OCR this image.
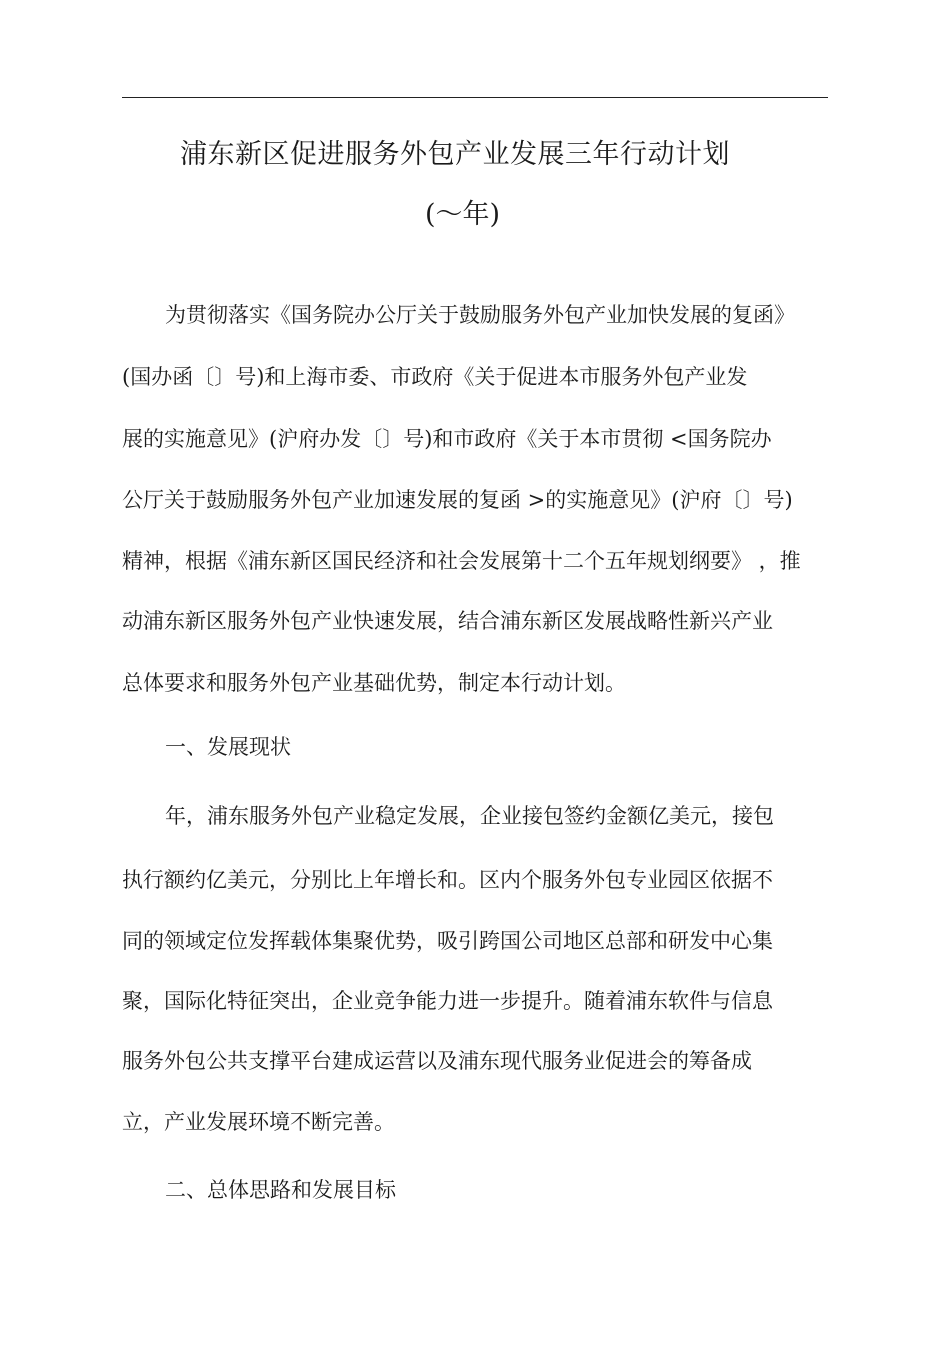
浦东新区促进服务外包产业发展三年行动计划
(～年)
为贯彻落实《国务院办公厅关于鼓励服务外包产业加快发展的复函》
(国办函〔〕号)和上海市委、市政府《关于促进本市服务外包产业发
展的实施意见》(沪府办发〔〕号)和市政府《关于本市贯彻 <国务院办
公厅关于鼓励服务外包产业加速发展的复函 >的实施意见》(沪府〔〕号)
精神，根据《浦东新区国民经济和社会发展第十二个五年规划纲要》 ，推
动浦东新区服务外包产业快速发展，结合浦东新区发展战略性新兴产业
总体要求和服务外包产业基础优势，制定本行动计划。
一、发展现状
年，浦东服务外包产业稳定发展，企业接包签约金额亿美元，接包
执行额约亿美元，分别比上年增长和。区内个服务外包专业园区依据不
同的领域定位发挥载体集聚优势，吸引跨国公司地区总部和研发中心集
聚，国际化特征突出，企业竞争能力进一步提升。随着浦东软件与信息
服务外包公共支撑平台建成运营以及浦东现代服务业促进会的筹备成
立，产业发展环境不断完善。
二、总体思路和发展目标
☆ ☆ ☆ ☆ ☆
**EXERCISE AIM**
Your task is to retype all the entries exactly and leave out any pictures.

**RESPONSE BELOW**
OCR this image.
浦东新区促进服务外包产业发展三年行动计划
(～年)
为贯彻落实《国务院办公厅关于鼓励服务外包产业加快发展的复函》
(国办函〔〕号)和上海市委、市政府《关于促进本市服务外包产业发
展的实施意见》(沪府办发〔〕号)和市政府《关于本市贯彻 <国务院办
公厅关于鼓励服务外包产业加速发展的复函 >的实施意见》(沪府〔〕号)
精神，根据《浦东新区国民经济和社会发展第十二个五年规划纲要》 ，推
动浦东新区服务外包产业快速发展，结合浦东新区发展战略性新兴产业
总体要求和服务外包产业基础优势，制定本行动计划。
一、发展现状
年，浦东服务外包产业稳定发展，企业接包签约金额亿美元，接包
执行额约亿美元，分别比上年增长和。区内个服务外包专业园区依据不
同的领域定位发挥载体集聚优势，吸引跨国公司地区总部和研发中心集
聚，国际化特征突出，企业竞争能力进一步提升。随着浦东软件与信息
服务外包公共支撑平台建成运营以及浦东现代服务业促进会的筹备成
立，产业发展环境不断完善。
二、总体思路和发展目标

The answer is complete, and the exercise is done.